======== DATASET RECORDS
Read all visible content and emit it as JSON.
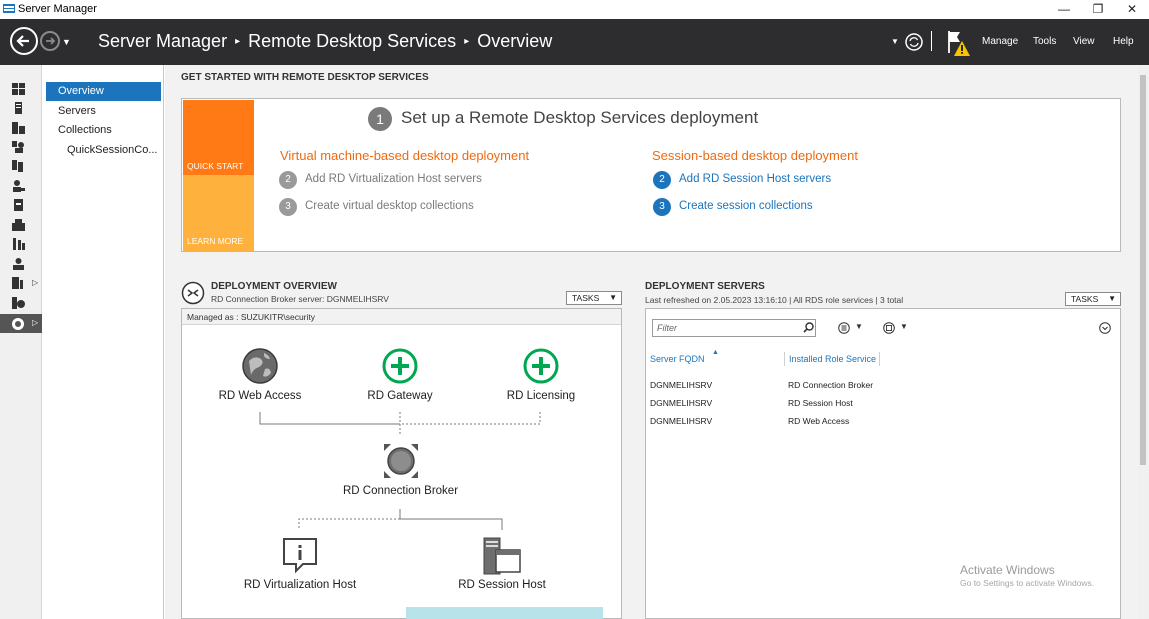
{
  "window": {
    "title": "Server Manager",
    "minimize": "—",
    "restore": "❐",
    "close": "✕"
  },
  "header": {
    "breadcrumbs": [
      "Server Manager",
      "Remote Desktop Services",
      "Overview"
    ],
    "menu": {
      "manage": "Manage",
      "tools": "Tools",
      "view": "View",
      "help": "Help"
    }
  },
  "nav": {
    "items": [
      {
        "label": "Overview",
        "selected": true
      },
      {
        "label": "Servers",
        "selected": false
      },
      {
        "label": "Collections",
        "selected": false
      },
      {
        "label": "QuickSessionCo...",
        "selected": false
      }
    ]
  },
  "get_started": {
    "heading": "GET STARTED WITH REMOTE DESKTOP SERVICES",
    "quick_start": "QUICK START",
    "learn_more": "LEARN MORE",
    "step1_num": "1",
    "step1_title": "Set up a Remote Desktop Services deployment",
    "vm_heading": "Virtual machine-based desktop deployment",
    "vm_steps": [
      {
        "num": "2",
        "text": "Add RD Virtualization Host servers"
      },
      {
        "num": "3",
        "text": "Create virtual desktop collections"
      }
    ],
    "session_heading": "Session-based desktop deployment",
    "session_steps": [
      {
        "num": "2",
        "text": "Add RD Session Host servers"
      },
      {
        "num": "3",
        "text": "Create session collections"
      }
    ]
  },
  "deployment_overview": {
    "heading": "DEPLOYMENT OVERVIEW",
    "broker_server": "RD Connection Broker server: DGNMELIHSRV",
    "tasks": "TASKS",
    "managed_as": "Managed as : SUZUKITR\\security",
    "nodes": {
      "web_access": "RD Web Access",
      "gateway": "RD Gateway",
      "licensing": "RD Licensing",
      "broker": "RD Connection Broker",
      "virtualization": "RD Virtualization Host",
      "session_host": "RD Session Host"
    }
  },
  "deployment_servers": {
    "heading": "DEPLOYMENT SERVERS",
    "subtitle": "Last refreshed on 2.05.2023 13:16:10 | All RDS role services  | 3 total",
    "tasks": "TASKS",
    "filter_placeholder": "Filter",
    "columns": [
      "Server FQDN",
      "Installed Role Service"
    ],
    "rows": [
      [
        "DGNMELIHSRV",
        "RD Connection Broker"
      ],
      [
        "DGNMELIHSRV",
        "RD Session Host"
      ],
      [
        "DGNMELIHSRV",
        "RD Web Access"
      ]
    ]
  },
  "watermark": {
    "line1": "Activate Windows",
    "line2": "Go to Settings to activate Windows."
  },
  "colors": {
    "header": "#2d2d30",
    "accent": "#1c75bc",
    "orange": "#ff7a14",
    "orange_light": "#ffb13d",
    "green": "#00a651"
  }
}
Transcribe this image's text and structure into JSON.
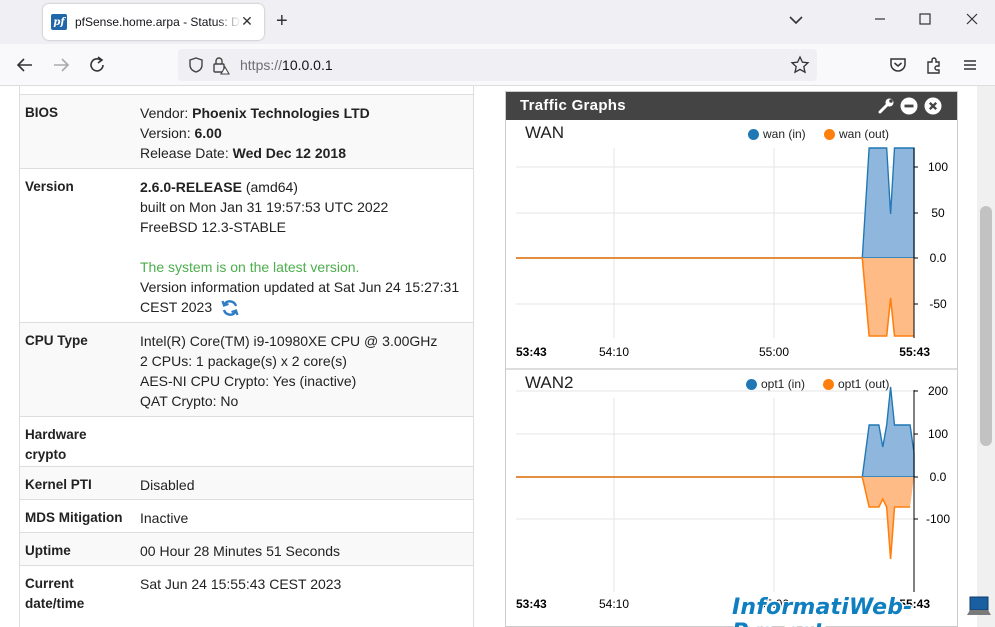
{
  "browser": {
    "tab_title": "pfSense.home.arpa - Status: Dashboard",
    "favicon_text": "pf",
    "url_scheme": "https://",
    "url_host": "10.0.0.1"
  },
  "system_info": {
    "rows": [
      {
        "label": "BIOS",
        "lines": [
          [
            "Vendor: ",
            "Phoenix Technologies LTD"
          ],
          [
            "Version: ",
            "6.00"
          ],
          [
            "Release Date: ",
            "Wed Dec 12 2018"
          ]
        ]
      },
      {
        "label": "Version",
        "version_bold": "2.6.0-RELEASE",
        "version_arch": " (amd64)",
        "built": "built on Mon Jan 31 19:57:53 UTC 2022",
        "freebsd": "FreeBSD 12.3-STABLE",
        "status": "The system is on the latest version.",
        "updated": "Version information updated at Sat Jun 24 15:27:31 CEST 2023"
      },
      {
        "label": "CPU Type",
        "lines": [
          "Intel(R) Core(TM) i9-10980XE CPU @ 3.00GHz",
          "2 CPUs: 1 package(s) x 2 core(s)",
          "AES-NI CPU Crypto: Yes (inactive)",
          "QAT Crypto: No"
        ]
      },
      {
        "label": "Hardware crypto",
        "value": ""
      },
      {
        "label": "Kernel PTI",
        "value": "Disabled"
      },
      {
        "label": "MDS Mitigation",
        "value": "Inactive"
      },
      {
        "label": "Uptime",
        "value": "00 Hour 28 Minutes 51 Seconds"
      },
      {
        "label": "Current date/time",
        "value": "Sat Jun 24 15:55:43 CEST 2023"
      }
    ]
  },
  "widget": {
    "title": "Traffic Graphs",
    "icons": [
      "wrench-icon",
      "minimize-icon",
      "close-icon"
    ]
  },
  "colors": {
    "in": "#1f77b4",
    "out": "#ff7f0e",
    "in_fill": "#8fb6dc",
    "out_fill": "#ffbb86",
    "header": "#444444"
  },
  "chart_data": [
    {
      "type": "area",
      "title": "WAN",
      "series": [
        {
          "name": "wan (in)"
        },
        {
          "name": "wan (out)"
        }
      ],
      "x_ticks": [
        "53:43",
        "54:10",
        "55:00",
        "55:43"
      ],
      "y_ticks": [
        "100",
        "50",
        "0.0",
        "-50"
      ],
      "ylim": [
        -85,
        120
      ],
      "grid": true,
      "legend": "top-right"
    },
    {
      "type": "area",
      "title": "WAN2",
      "series": [
        {
          "name": "opt1 (in)"
        },
        {
          "name": "opt1 (out)"
        }
      ],
      "x_ticks": [
        "53:43",
        "54:10",
        "55:00",
        "55:43"
      ],
      "y_ticks": [
        "200",
        "100",
        "0.0",
        "-100"
      ],
      "ylim": [
        -190,
        250
      ],
      "grid": true,
      "legend": "top-right"
    }
  ],
  "watermark": "InformatiWeb-Pro.net"
}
================
PROBLEM DETAILS:
Write out each line of the data exactly; the images should be left out.

RESPONSE:
Read all visible content and emit it as JSON.
{
  "window": {
    "title": "Server Manager",
    "minimize": "—",
    "restore": "❐",
    "close": "✕"
  },
  "header": {
    "breadcrumbs": [
      "Server Manager",
      "Remote Desktop Services",
      "Overview"
    ],
    "menu": {
      "manage": "Manage",
      "tools": "Tools",
      "view": "View",
      "help": "Help"
    }
  },
  "nav": {
    "items": [
      {
        "label": "Overview",
        "selected": true
      },
      {
        "label": "Servers",
        "selected": false
      },
      {
        "label": "Collections",
        "selected": false
      },
      {
        "label": "QuickSessionCo...",
        "selected": false
      }
    ]
  },
  "get_started": {
    "heading": "GET STARTED WITH REMOTE DESKTOP SERVICES",
    "quick_start": "QUICK START",
    "learn_more": "LEARN MORE",
    "step1_num": "1",
    "step1_title": "Set up a Remote Desktop Services deployment",
    "vm_heading": "Virtual machine-based desktop deployment",
    "vm_steps": [
      {
        "num": "2",
        "text": "Add RD Virtualization Host servers"
      },
      {
        "num": "3",
        "text": "Create virtual desktop collections"
      }
    ],
    "session_heading": "Session-based desktop deployment",
    "session_steps": [
      {
        "num": "2",
        "text": "Add RD Session Host servers"
      },
      {
        "num": "3",
        "text": "Create session collections"
      }
    ]
  },
  "deployment_overview": {
    "heading": "DEPLOYMENT OVERVIEW",
    "broker_server": "RD Connection Broker server: DGNMELIHSRV",
    "tasks": "TASKS",
    "managed_as": "Managed as : SUZUKITR\\security",
    "nodes": {
      "web_access": "RD Web Access",
      "gateway": "RD Gateway",
      "licensing": "RD Licensing",
      "broker": "RD Connection Broker",
      "virtualization": "RD Virtualization Host",
      "session_host": "RD Session Host"
    }
  },
  "deployment_servers": {
    "heading": "DEPLOYMENT SERVERS",
    "subtitle": "Last refreshed on 2.05.2023 13:16:10 | All RDS role services  | 3 total",
    "tasks": "TASKS",
    "filter_placeholder": "Filter",
    "columns": [
      "Server FQDN",
      "Installed Role Service"
    ],
    "rows": [
      [
        "DGNMELIHSRV",
        "RD Connection Broker"
      ],
      [
        "DGNMELIHSRV",
        "RD Session Host"
      ],
      [
        "DGNMELIHSRV",
        "RD Web Access"
      ]
    ]
  },
  "watermark": {
    "line1": "Activate Windows",
    "line2": "Go to Settings to activate Windows."
  },
  "colors": {
    "header": "#2d2d30",
    "accent": "#1c75bc",
    "orange": "#ff7a14",
    "orange_light": "#ffb13d",
    "green": "#00a651"
  }
}
Transcribe this image's text and structure into JSON.
{
  "browser": {
    "tab_title": "pfSense.home.arpa - Status: Dashboard",
    "favicon_text": "pf",
    "url_scheme": "https://",
    "url_host": "10.0.0.1"
  },
  "system_info": {
    "rows": [
      {
        "label": "BIOS",
        "lines": [
          [
            "Vendor: ",
            "Phoenix Technologies LTD"
          ],
          [
            "Version: ",
            "6.00"
          ],
          [
            "Release Date: ",
            "Wed Dec 12 2018"
          ]
        ]
      },
      {
        "label": "Version",
        "version_bold": "2.6.0-RELEASE",
        "version_arch": " (amd64)",
        "built": "built on Mon Jan 31 19:57:53 UTC 2022",
        "freebsd": "FreeBSD 12.3-STABLE",
        "status": "The system is on the latest version.",
        "updated": "Version information updated at Sat Jun 24 15:27:31 CEST 2023"
      },
      {
        "label": "CPU Type",
        "lines": [
          "Intel(R) Core(TM) i9-10980XE CPU @ 3.00GHz",
          "2 CPUs: 1 package(s) x 2 core(s)",
          "AES-NI CPU Crypto: Yes (inactive)",
          "QAT Crypto: No"
        ]
      },
      {
        "label": "Hardware crypto",
        "value": ""
      },
      {
        "label": "Kernel PTI",
        "value": "Disabled"
      },
      {
        "label": "MDS Mitigation",
        "value": "Inactive"
      },
      {
        "label": "Uptime",
        "value": "00 Hour 28 Minutes 51 Seconds"
      },
      {
        "label": "Current date/time",
        "value": "Sat Jun 24 15:55:43 CEST 2023"
      }
    ]
  },
  "widget": {
    "title": "Traffic Graphs",
    "icons": [
      "wrench-icon",
      "minimize-icon",
      "close-icon"
    ]
  },
  "colors": {
    "in": "#1f77b4",
    "out": "#ff7f0e",
    "in_fill": "#8fb6dc",
    "out_fill": "#ffbb86",
    "header": "#444444"
  },
  "chart_data": [
    {
      "type": "area",
      "title": "WAN",
      "series": [
        {
          "name": "wan (in)"
        },
        {
          "name": "wan (out)"
        }
      ],
      "x_ticks": [
        "53:43",
        "54:10",
        "55:00",
        "55:43"
      ],
      "y_ticks": [
        "100",
        "50",
        "0.0",
        "-50"
      ],
      "ylim": [
        -85,
        120
      ],
      "grid": true,
      "legend": "top-right"
    },
    {
      "type": "area",
      "title": "WAN2",
      "series": [
        {
          "name": "opt1 (in)"
        },
        {
          "name": "opt1 (out)"
        }
      ],
      "x_ticks": [
        "53:43",
        "54:10",
        "55:00",
        "55:43"
      ],
      "y_ticks": [
        "200",
        "100",
        "0.0",
        "-100"
      ],
      "ylim": [
        -190,
        250
      ],
      "grid": true,
      "legend": "top-right"
    }
  ],
  "watermark": "InformatiWeb-Pro.net"
}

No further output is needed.